# Your task
Count the lines below that contain the word "logo". Give only the number.

[Stored entries]
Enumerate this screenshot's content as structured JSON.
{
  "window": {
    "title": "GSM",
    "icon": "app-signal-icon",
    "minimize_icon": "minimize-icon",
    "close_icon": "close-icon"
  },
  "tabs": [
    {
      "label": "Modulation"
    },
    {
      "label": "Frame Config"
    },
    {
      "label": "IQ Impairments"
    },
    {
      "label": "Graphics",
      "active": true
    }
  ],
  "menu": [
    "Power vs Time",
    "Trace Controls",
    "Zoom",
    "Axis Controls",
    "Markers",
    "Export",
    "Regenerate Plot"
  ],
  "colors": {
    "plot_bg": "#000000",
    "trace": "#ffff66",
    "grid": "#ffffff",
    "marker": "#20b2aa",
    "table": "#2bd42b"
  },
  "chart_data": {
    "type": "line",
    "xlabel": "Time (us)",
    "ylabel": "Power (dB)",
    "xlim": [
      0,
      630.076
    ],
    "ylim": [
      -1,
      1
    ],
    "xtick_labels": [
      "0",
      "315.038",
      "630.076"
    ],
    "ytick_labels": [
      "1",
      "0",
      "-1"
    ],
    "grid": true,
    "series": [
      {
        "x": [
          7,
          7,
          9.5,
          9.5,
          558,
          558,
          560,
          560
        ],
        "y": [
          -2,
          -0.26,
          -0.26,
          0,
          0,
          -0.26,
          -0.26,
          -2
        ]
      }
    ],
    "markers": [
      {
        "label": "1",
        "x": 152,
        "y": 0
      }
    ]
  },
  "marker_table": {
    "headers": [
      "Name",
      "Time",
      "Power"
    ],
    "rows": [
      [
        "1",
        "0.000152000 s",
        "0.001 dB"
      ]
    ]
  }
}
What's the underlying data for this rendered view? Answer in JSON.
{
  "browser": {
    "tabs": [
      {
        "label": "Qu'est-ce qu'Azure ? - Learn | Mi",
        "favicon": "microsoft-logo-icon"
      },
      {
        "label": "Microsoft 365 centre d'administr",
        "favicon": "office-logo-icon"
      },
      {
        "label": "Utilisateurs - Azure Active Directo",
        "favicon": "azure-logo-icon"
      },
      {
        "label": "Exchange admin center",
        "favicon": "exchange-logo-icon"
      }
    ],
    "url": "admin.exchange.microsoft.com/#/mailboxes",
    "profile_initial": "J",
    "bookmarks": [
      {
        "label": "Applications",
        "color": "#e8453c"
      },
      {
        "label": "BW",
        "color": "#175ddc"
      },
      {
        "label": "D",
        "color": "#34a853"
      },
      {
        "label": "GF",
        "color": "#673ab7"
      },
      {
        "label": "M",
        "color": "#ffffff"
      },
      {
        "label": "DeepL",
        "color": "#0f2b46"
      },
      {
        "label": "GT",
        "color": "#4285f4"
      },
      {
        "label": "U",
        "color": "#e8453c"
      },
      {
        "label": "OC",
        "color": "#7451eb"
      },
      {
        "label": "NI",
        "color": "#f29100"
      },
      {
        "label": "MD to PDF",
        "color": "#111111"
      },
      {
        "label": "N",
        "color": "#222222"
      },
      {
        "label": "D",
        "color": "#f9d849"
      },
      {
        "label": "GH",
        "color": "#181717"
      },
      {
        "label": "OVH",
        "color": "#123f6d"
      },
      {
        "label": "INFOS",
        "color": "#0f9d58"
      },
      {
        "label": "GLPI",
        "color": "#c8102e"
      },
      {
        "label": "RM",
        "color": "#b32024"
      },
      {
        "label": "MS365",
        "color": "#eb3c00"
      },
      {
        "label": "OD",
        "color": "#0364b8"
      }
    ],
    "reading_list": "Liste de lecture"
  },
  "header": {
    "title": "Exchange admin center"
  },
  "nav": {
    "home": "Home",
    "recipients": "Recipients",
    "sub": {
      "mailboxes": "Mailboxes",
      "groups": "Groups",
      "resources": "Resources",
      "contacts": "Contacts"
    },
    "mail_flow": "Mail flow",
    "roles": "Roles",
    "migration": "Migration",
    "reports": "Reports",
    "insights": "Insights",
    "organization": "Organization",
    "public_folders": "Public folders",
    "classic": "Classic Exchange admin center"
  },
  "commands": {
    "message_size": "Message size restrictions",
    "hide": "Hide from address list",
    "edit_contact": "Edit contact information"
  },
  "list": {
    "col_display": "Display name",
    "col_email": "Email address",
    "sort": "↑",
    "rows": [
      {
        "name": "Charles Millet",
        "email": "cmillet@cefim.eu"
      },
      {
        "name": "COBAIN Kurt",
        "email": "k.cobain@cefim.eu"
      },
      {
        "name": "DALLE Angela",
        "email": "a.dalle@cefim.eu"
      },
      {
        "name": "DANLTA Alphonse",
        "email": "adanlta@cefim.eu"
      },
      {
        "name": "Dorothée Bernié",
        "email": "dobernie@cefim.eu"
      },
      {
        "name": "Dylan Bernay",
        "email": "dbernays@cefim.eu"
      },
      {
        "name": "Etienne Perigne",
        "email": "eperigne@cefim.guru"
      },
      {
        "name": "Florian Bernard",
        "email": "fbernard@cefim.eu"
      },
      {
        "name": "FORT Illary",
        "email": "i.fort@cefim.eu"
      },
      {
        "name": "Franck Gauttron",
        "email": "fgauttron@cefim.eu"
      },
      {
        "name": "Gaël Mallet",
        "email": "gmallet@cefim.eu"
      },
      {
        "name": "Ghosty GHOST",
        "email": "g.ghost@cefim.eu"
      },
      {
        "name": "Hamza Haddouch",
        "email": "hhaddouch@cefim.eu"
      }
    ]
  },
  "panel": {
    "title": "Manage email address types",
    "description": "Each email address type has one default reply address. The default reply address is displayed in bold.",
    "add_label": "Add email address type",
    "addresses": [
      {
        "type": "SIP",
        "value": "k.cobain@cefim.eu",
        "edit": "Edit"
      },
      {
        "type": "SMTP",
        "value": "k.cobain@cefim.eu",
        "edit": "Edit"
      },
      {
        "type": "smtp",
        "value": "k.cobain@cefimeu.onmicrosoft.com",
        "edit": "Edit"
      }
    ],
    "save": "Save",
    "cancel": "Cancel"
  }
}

# Response to this exercise
4